--- start of Data listing ---
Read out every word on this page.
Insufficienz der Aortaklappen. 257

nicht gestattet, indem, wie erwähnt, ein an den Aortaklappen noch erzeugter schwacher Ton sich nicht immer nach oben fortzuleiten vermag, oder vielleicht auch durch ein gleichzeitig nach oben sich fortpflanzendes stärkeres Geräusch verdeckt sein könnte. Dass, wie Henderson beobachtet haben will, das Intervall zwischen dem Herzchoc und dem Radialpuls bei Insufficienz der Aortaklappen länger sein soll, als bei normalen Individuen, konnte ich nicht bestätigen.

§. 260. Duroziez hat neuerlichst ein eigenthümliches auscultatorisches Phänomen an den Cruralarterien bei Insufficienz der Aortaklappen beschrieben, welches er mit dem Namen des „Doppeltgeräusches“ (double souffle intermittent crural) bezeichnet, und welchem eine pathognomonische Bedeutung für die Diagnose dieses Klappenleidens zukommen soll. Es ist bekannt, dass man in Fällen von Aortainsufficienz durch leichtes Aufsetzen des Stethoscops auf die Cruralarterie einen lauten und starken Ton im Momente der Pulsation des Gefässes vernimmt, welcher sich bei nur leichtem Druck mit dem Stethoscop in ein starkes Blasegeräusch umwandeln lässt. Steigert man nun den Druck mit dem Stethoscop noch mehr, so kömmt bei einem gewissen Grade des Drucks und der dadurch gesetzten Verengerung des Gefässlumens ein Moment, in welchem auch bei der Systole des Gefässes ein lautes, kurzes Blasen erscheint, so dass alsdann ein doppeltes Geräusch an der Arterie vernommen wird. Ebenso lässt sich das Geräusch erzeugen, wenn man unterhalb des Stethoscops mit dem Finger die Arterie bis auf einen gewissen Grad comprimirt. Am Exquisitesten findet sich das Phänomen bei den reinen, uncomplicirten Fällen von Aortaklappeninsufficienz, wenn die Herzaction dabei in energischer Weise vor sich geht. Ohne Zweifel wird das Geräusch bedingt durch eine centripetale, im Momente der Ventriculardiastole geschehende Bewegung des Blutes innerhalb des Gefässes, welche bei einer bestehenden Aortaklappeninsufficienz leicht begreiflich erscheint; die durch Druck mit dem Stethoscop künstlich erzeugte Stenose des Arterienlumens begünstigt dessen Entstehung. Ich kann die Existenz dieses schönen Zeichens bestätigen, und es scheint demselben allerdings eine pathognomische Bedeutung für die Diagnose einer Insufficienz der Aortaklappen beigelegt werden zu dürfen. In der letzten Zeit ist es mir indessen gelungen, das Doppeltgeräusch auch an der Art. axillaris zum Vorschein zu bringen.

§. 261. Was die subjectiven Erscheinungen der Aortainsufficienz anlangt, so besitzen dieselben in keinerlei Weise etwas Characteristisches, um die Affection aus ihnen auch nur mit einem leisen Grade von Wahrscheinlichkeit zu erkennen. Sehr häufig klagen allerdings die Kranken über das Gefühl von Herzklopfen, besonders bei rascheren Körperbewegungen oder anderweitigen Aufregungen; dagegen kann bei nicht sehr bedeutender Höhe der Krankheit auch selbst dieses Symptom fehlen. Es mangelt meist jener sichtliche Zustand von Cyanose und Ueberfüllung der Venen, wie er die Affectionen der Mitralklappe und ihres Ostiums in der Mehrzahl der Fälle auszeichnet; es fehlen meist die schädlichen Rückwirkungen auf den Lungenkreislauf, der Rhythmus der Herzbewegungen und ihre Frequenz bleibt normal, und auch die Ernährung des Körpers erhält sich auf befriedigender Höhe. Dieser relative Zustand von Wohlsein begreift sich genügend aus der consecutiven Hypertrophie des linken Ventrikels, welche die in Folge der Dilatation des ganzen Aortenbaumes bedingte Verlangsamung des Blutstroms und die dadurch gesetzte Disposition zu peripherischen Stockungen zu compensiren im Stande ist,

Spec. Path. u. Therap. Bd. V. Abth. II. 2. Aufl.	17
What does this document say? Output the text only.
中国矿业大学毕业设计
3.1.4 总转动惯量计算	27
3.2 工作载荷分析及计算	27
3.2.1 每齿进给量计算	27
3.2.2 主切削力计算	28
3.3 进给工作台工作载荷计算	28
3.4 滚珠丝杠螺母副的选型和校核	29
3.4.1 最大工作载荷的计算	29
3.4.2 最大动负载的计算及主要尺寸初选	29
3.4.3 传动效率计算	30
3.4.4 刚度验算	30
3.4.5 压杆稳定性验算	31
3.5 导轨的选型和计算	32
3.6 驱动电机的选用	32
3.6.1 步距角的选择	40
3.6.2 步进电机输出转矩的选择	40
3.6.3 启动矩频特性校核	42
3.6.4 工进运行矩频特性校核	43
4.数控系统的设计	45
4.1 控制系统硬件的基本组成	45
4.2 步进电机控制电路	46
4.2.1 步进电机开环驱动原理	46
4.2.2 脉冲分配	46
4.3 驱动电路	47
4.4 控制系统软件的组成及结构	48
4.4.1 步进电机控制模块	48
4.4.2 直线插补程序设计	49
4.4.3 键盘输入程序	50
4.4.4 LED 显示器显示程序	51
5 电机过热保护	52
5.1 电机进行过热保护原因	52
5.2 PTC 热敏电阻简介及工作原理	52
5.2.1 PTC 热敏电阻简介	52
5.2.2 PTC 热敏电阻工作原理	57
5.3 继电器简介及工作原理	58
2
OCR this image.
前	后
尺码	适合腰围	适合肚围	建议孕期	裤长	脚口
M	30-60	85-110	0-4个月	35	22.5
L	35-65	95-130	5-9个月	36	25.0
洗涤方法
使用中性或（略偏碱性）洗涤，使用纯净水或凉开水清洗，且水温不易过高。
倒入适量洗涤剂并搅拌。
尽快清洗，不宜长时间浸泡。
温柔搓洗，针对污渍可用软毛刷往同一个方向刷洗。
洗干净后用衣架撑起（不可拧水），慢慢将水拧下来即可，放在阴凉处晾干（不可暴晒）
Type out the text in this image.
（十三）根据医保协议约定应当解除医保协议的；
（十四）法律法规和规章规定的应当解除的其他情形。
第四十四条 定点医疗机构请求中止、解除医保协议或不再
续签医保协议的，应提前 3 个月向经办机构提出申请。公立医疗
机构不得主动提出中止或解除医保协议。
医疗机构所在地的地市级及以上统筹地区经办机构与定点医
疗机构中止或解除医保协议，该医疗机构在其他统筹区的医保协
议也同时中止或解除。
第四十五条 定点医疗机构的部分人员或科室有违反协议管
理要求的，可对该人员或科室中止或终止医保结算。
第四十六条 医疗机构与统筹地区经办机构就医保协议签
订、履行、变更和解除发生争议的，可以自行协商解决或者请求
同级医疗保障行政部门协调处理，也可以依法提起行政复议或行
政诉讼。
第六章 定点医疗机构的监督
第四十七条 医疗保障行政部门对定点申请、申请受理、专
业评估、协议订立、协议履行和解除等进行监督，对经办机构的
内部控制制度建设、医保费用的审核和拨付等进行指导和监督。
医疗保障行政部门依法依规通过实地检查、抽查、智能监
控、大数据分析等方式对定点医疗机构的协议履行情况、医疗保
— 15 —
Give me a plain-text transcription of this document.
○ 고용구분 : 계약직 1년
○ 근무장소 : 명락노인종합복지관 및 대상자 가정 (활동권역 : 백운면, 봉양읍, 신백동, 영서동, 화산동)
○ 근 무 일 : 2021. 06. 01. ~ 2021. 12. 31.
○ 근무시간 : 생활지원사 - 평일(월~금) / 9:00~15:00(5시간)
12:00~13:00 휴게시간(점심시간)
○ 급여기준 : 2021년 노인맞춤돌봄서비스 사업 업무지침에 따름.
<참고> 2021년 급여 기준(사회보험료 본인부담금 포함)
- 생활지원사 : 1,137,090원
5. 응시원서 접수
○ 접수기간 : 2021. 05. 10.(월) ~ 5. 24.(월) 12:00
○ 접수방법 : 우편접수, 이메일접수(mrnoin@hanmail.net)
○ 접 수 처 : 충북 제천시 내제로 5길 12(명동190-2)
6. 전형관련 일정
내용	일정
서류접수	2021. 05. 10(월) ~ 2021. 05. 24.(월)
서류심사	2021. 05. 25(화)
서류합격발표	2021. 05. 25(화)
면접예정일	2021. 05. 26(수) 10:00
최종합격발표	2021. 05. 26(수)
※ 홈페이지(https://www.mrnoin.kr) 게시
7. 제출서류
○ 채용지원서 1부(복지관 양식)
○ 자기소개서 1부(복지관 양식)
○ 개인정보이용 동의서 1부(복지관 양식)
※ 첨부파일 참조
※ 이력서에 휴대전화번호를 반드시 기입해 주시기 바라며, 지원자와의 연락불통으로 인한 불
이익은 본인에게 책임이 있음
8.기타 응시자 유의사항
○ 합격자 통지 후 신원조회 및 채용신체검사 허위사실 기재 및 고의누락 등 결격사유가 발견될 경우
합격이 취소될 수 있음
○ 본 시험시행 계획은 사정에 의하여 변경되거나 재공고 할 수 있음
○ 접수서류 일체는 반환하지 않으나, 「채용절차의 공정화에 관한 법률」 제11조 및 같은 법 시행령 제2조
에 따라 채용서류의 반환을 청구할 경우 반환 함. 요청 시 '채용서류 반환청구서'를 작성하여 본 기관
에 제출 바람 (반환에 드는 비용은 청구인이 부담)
--- end of Data listing ---
Out of the preceding entries, pull every line containing the string "document".

#### Response to the exercise:
What does this document say? Output the text only.
Give me a plain-text transcription of this document.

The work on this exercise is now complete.